_取り組む問題_
1: 読解文の「台湾を旅していて、「あれ、こ」から始まり「とても寂しい気持ちにもなります。」までの部分を、「手紙」を「はがき」に書き換えて示してください。
2: 次の(a)〜(c)が読解文の内容と合うかどうかを「はい」か「いいえ」で答え、決め手となる読解文の語句をそのまま引用せよ。
(a) 日本統治時代は1895年から1945年までである。
(b) 中華民国政府が台湾に移転したのは1945年である。
(c) 現代の若い台湾人の多くは日本語を話す。
3: 読解文に基づいて次の問いに答えよ。
(a) 台北近郊の公園で出会ったおじいちゃんは、当時何歳くらいだったか。
(b) 講演を聞いた台湾の元総統は誰か。
(c) 1895年に日本が台湾を統治することになった条約は何か。

_読解文_
------------------------------

こんにちは、「台感(たいかん)」編集部です。
台湾を旅していて、「あれ、このおばあちゃん日本語しゃべってる!」なんて経験はありませんか?
実はそれ、偶然じゃありません。
今回は、台湾で今も日本語を話す高齢者がいる理由を、歴史の背景とともにわかりやすく紹介します。

📮 実際にあったお話:手紙のやりとりは今も日本語で
10年ほど前、台北近郊の公園で出会った、当時85歳くらいのおじいちゃんがこんな話をしてくれました。
「今でも昔の同級生と、日本語で手紙を送り合っているんですよ」
「文字も、言葉も、日本時代に学んだままの日本語でね」
とても滑らかで、丁寧な日本語を話されていて、正直、自分よりもきれいな日本語を使っておられることに驚きました。
また、かつて台湾の元総統・李登輝(りとうき)氏の講演を聞いた際も、一言一句が流れるような日本語で、知性と品格に満ちていたのをよく覚えています。
あれから10年――
日本語世代の方と直接出会える機会は、年々少なくなってきているのを肌で感じています。
とても寂しい気持ちにもなります。
なぜ台湾のお年寄りは日本語を話せるのか?
背景にあるのは、1895年から1945年までの「日本統治時代」の歴史です。
当時の台湾では、学校教育がすべて日本語で行われており、
- 授業は日本語
- 会話も日本語
- 台湾語や中国語は禁止された時期も
そのため、当時小学校に通っていた世代の人たちは、日本語を“第一言語のように”身につけていたのです。

🕰 台湾の歴史をざっくりおさらい
年代 | 出来事 |
---|---|
1895年 | 日清戦争に勝利した日本が台湾を統治(下関条約) |
1945年 | 第二次世界大戦の終戦後、中華民国に返還 |
その後 | 国共内戦の影響で、中華民国政府が台湾に移転(1949年) |
この50年間の日本統治は、台湾に大きな影響を残しました。
🏫 日本統治時代の功と罪
✅ 日本が行ったインフラ整備・教育の普及
- 鉄道や道路、病院、水道の整備
- 義務教育の導入(日本語による)
- 戸籍や土地制度の整備
- 衛生や予防医学の普及
❌ 一方で課題も
- 皇民化政策(日本への同化)
- 母語禁止、名前の日本化の強要
- 差別的な行政や選挙制度
功罪両面がありましたが、当時の教育が今なお台湾のお年寄りの中に“生きている”日本語を育てたのは事実です。
🎤 今の台湾の若者はどう思ってる?
現代の若い台湾人は日本語を話しませんが、日本に対して好意的な人は非常に多いです。
- 日本旅行やアニメが大人気
- 日本語を学ぶ大学生も増加中
- 歴史の話も、感情的でなく“事実として受け止める”若者が多い
これは、おじいちゃん・おばあちゃん世代の記憶と経験が、次世代に穏やかに受け継がれている証拠かもしれません。
📝 まとめ|“日本語を話す台湾人”という歴史の生き証人
昔の日本語世代に出会うたび、私は「台湾ってやっぱり特別な国だな」と感じます。
言葉の壁を超えて通じ合えるあたたかさは、単なる観光では味わえない体験です。

------------------------------

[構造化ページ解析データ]
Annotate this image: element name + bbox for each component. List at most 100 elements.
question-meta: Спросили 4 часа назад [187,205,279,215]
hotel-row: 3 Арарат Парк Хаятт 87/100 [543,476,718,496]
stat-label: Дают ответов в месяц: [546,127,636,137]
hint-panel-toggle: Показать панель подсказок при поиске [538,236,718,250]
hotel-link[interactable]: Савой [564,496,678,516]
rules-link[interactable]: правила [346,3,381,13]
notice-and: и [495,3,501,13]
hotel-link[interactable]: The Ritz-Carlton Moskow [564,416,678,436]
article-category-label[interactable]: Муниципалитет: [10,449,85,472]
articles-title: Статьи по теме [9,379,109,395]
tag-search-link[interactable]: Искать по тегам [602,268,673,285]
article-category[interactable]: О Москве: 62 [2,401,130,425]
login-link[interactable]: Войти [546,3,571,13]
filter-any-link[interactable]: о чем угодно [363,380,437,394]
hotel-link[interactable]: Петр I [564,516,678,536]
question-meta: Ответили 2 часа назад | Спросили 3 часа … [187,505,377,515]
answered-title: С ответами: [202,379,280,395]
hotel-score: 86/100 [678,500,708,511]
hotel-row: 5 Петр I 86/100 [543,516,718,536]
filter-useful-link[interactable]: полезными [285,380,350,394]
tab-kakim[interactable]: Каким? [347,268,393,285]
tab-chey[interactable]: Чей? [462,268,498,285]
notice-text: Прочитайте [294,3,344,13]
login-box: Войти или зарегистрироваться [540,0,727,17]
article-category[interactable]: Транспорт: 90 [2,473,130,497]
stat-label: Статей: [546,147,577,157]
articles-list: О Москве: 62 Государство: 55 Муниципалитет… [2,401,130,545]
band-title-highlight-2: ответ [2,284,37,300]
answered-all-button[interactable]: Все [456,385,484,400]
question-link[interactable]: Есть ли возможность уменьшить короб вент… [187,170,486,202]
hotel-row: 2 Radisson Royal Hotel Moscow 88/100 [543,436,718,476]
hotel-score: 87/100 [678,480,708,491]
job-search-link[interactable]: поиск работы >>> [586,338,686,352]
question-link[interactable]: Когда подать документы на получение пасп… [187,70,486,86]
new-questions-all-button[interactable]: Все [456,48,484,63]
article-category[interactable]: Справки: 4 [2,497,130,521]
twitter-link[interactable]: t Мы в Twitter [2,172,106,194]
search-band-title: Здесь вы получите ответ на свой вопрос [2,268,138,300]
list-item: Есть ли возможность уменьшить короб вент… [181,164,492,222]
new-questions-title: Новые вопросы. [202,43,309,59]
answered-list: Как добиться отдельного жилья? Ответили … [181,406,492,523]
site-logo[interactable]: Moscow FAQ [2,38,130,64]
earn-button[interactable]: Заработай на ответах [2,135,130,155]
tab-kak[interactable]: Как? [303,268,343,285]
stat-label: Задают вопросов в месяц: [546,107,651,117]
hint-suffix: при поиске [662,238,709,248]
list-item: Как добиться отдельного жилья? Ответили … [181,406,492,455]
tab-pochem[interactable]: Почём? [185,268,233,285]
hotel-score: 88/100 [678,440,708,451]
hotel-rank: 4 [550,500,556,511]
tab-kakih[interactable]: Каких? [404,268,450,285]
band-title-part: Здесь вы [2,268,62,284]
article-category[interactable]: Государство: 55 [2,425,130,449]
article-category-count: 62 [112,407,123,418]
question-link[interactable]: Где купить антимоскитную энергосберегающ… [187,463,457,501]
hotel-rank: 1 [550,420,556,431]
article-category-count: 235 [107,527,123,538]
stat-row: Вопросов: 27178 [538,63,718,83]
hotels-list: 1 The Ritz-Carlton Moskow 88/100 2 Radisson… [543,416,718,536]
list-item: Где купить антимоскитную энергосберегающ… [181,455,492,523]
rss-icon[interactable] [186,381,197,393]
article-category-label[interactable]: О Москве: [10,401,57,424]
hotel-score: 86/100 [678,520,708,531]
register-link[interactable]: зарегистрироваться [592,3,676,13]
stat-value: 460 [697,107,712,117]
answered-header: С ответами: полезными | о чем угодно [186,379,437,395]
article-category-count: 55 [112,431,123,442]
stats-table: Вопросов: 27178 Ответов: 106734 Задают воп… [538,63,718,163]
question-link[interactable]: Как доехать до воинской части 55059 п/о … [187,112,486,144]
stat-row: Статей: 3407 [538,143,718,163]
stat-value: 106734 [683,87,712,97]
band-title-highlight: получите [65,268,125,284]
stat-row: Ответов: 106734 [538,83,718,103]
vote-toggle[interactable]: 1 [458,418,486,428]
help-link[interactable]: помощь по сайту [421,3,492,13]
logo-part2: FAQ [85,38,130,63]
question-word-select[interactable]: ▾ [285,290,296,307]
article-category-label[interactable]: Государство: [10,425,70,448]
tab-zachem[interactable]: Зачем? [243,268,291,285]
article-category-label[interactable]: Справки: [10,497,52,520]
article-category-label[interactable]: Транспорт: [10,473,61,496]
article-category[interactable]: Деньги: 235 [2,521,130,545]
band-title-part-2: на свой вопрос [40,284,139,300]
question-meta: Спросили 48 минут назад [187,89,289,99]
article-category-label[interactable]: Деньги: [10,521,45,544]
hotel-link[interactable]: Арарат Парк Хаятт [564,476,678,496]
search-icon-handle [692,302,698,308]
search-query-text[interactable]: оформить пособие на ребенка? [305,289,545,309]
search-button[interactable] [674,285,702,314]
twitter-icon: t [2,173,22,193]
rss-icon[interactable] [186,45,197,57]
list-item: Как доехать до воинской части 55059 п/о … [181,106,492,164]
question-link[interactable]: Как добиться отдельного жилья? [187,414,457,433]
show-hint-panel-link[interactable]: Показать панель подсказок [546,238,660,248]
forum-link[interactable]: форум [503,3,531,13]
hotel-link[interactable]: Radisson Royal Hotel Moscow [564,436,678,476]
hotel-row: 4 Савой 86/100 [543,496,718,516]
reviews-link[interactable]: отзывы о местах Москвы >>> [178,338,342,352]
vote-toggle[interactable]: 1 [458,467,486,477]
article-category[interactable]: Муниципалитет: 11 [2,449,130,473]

------------------------------

_各問の解答_
1:
台湾を旅していて、「あれ、このおばあちゃん日本語しゃべってる!」なんて経験はありませんか?
実はそれ、偶然じゃありません。
今回は、台湾で今も日本語を話す高齢者がいる理由を、歴史の背景とともにわかりやすく紹介します。

📮 実際にあったお話:はがきのやりとりは今も日本語で
10年ほど前、台北近郊の公園で出会った、当時85歳くらいのおじいちゃんがこんな話をしてくれました。
「今でも昔の同級生と、日本語ではがきを送り合っているんですよ」
「文字も、言葉も、日本時代に学んだままの日本語でね」
とても滑らかで、丁寧な日本語を話されていて、正直、自分よりもきれいな日本語を使っておられることに驚きました。
また、かつて台湾の元総統・李登輝(りとうき)氏の講演を聞いた際も、一言一句が流れるような日本語で、知性と品格に満ちていたのをよく覚えています。
あれから10年――
日本語世代の方と直接出会える機会は、年々少なくなってきているのを肌で感じています。
とても寂しい気持ちにもなります。

2:
(a) はい。「1895年から1945年までの「日本統治時代」」
(b) いいえ。「中華民国政府が台湾に移転(1949年)」
(c) いいえ。「現代の若い台湾人は日本語を話しませんが」

3:
(a) 85歳くらい
(b) 李登輝氏
(c) 下関条約